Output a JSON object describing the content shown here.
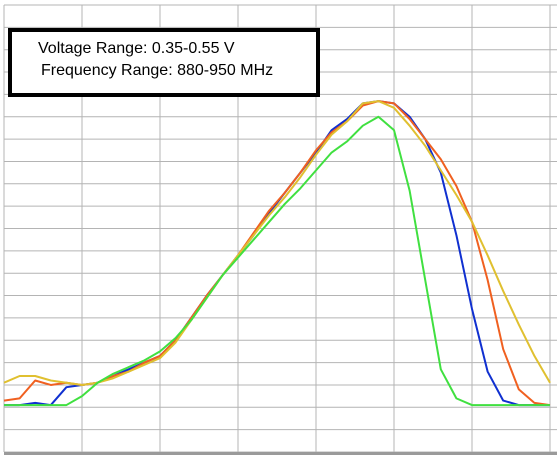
{
  "chart_data": {
    "type": "line",
    "annotations": [
      "Voltage Range: 0.35-0.55 V",
      "Frequency Range: 880-950 MHz"
    ],
    "x": [
      0,
      0.2,
      0.4,
      0.6,
      0.8,
      1.0,
      1.2,
      1.4,
      1.6,
      1.8,
      2.0,
      2.2,
      2.4,
      2.6,
      2.8,
      3.0,
      3.2,
      3.4,
      3.6,
      3.8,
      4.0,
      4.2,
      4.4,
      4.6,
      4.8,
      5.0,
      5.2,
      5.4,
      5.6,
      5.8,
      6.0,
      6.2,
      6.4,
      6.6,
      6.8,
      7.0
    ],
    "series": [
      {
        "color": "#1030d0",
        "values": [
          2.1,
          2.1,
          2.2,
          2.1,
          2.9,
          3.0,
          3.1,
          3.4,
          3.7,
          4.0,
          4.3,
          5.0,
          6.0,
          7.0,
          7.9,
          8.8,
          9.7,
          10.7,
          11.6,
          12.5,
          13.4,
          14.4,
          14.9,
          15.6,
          15.7,
          15.6,
          15.0,
          14.0,
          12.5,
          9.7,
          6.4,
          3.6,
          2.3,
          2.1,
          2.1,
          2.1
        ]
      },
      {
        "color": "#f06020",
        "values": [
          2.3,
          2.4,
          3.2,
          3.0,
          3.1,
          3.0,
          3.1,
          3.4,
          3.6,
          4.0,
          4.3,
          5.0,
          6.0,
          7.0,
          7.9,
          8.8,
          9.8,
          10.8,
          11.6,
          12.5,
          13.5,
          14.3,
          14.8,
          15.5,
          15.7,
          15.6,
          14.9,
          14.0,
          13.1,
          11.9,
          10.3,
          7.7,
          4.6,
          2.8,
          2.2,
          2.1
        ]
      },
      {
        "color": "#e0c030",
        "values": [
          3.1,
          3.4,
          3.4,
          3.2,
          3.1,
          3.0,
          3.1,
          3.3,
          3.6,
          3.9,
          4.2,
          4.9,
          5.9,
          6.9,
          7.9,
          8.8,
          9.7,
          10.6,
          11.4,
          12.3,
          13.3,
          14.2,
          14.8,
          15.6,
          15.7,
          15.4,
          14.6,
          13.7,
          12.6,
          11.5,
          10.3,
          8.8,
          7.2,
          5.7,
          4.3,
          3.1
        ]
      },
      {
        "color": "#40e040",
        "values": [
          2.1,
          2.1,
          2.1,
          2.1,
          2.1,
          2.5,
          3.1,
          3.5,
          3.8,
          4.1,
          4.5,
          5.1,
          5.9,
          6.9,
          7.9,
          8.7,
          9.5,
          10.3,
          11.1,
          11.8,
          12.6,
          13.4,
          13.9,
          14.6,
          15.0,
          14.4,
          11.7,
          7.7,
          3.7,
          2.4,
          2.1,
          2.1,
          2.1,
          2.1,
          2.1,
          2.1
        ]
      }
    ],
    "xlim": [
      0,
      7
    ],
    "ylim": [
      0,
      20
    ],
    "xticks": [
      0,
      1,
      2,
      3,
      4,
      5,
      6,
      7
    ],
    "yticks": [
      0,
      1,
      2,
      3,
      4,
      5,
      6,
      7,
      8,
      9,
      10,
      11,
      12,
      13,
      14,
      15,
      16,
      17,
      18,
      19,
      20
    ],
    "grid": true
  }
}
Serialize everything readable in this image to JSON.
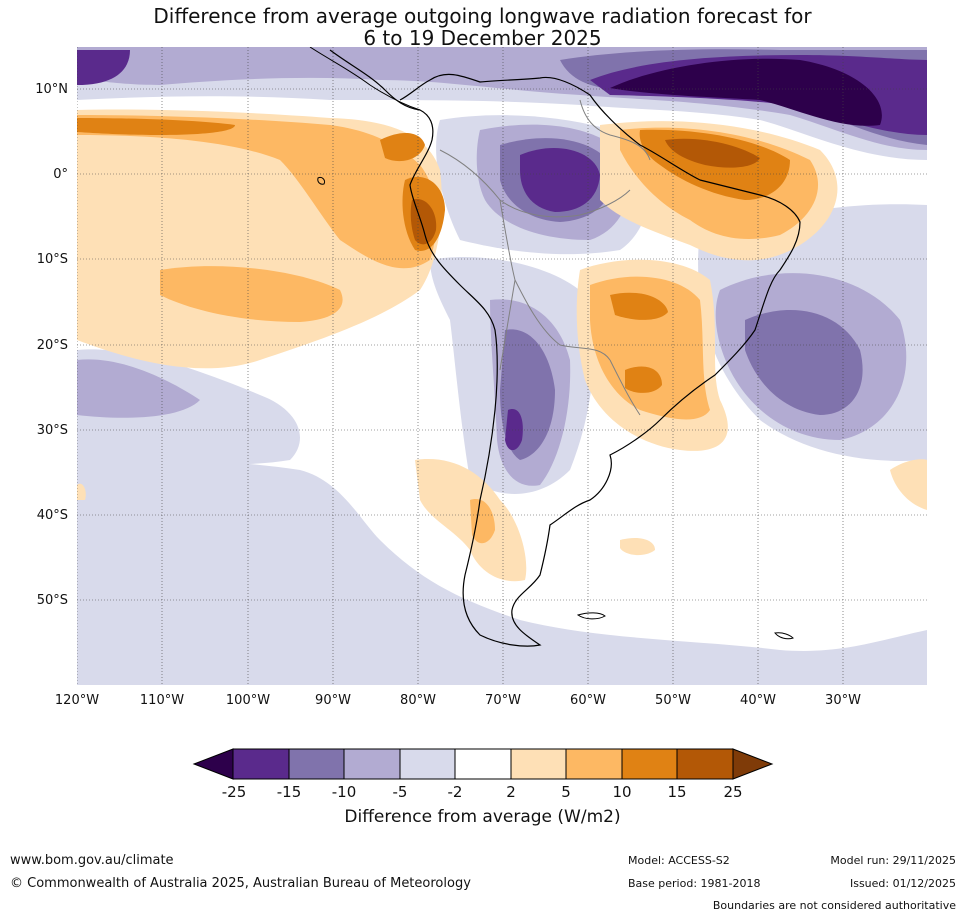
{
  "title": {
    "line1": "Difference from average outgoing longwave radiation forecast for",
    "line2": "6 to 19 December 2025"
  },
  "map": {
    "lat_labels": [
      "10°N",
      "0°",
      "10°S",
      "20°S",
      "30°S",
      "40°S",
      "50°S"
    ],
    "lon_labels": [
      "120°W",
      "110°W",
      "100°W",
      "90°W",
      "80°W",
      "70°W",
      "60°W",
      "50°W",
      "40°W",
      "30°W"
    ]
  },
  "colorbar": {
    "tick_labels": [
      "-25",
      "-15",
      "-10",
      "-5",
      "-2",
      "2",
      "5",
      "10",
      "15",
      "25"
    ],
    "colors": [
      "#2d004b",
      "#5a2a8c",
      "#8073ac",
      "#b2abd2",
      "#d8daeb",
      "#ffffff",
      "#fee0b6",
      "#fdb863",
      "#e08214",
      "#b35806",
      "#7f3b08"
    ],
    "title": "Difference from average (W/m2)"
  },
  "footer": {
    "website": "www.bom.gov.au/climate",
    "copyright": "© Commonwealth of Australia 2025, Australian Bureau of Meteorology",
    "model": "Model: ACCESS-S2",
    "base_period": "Base period: 1981-2018",
    "model_run": "Model run: 29/11/2025",
    "issued": "Issued: 01/12/2025",
    "disclaimer": "Boundaries are not considered authoritative"
  }
}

------------

*Stated goal*. Pull out all lines from the entries above in which the word "Difference" appears.

*Exercise result*.
    "line1": "Difference from average outgoing longwave radiation forecast for",
    "title": "Difference from average (W/m2)"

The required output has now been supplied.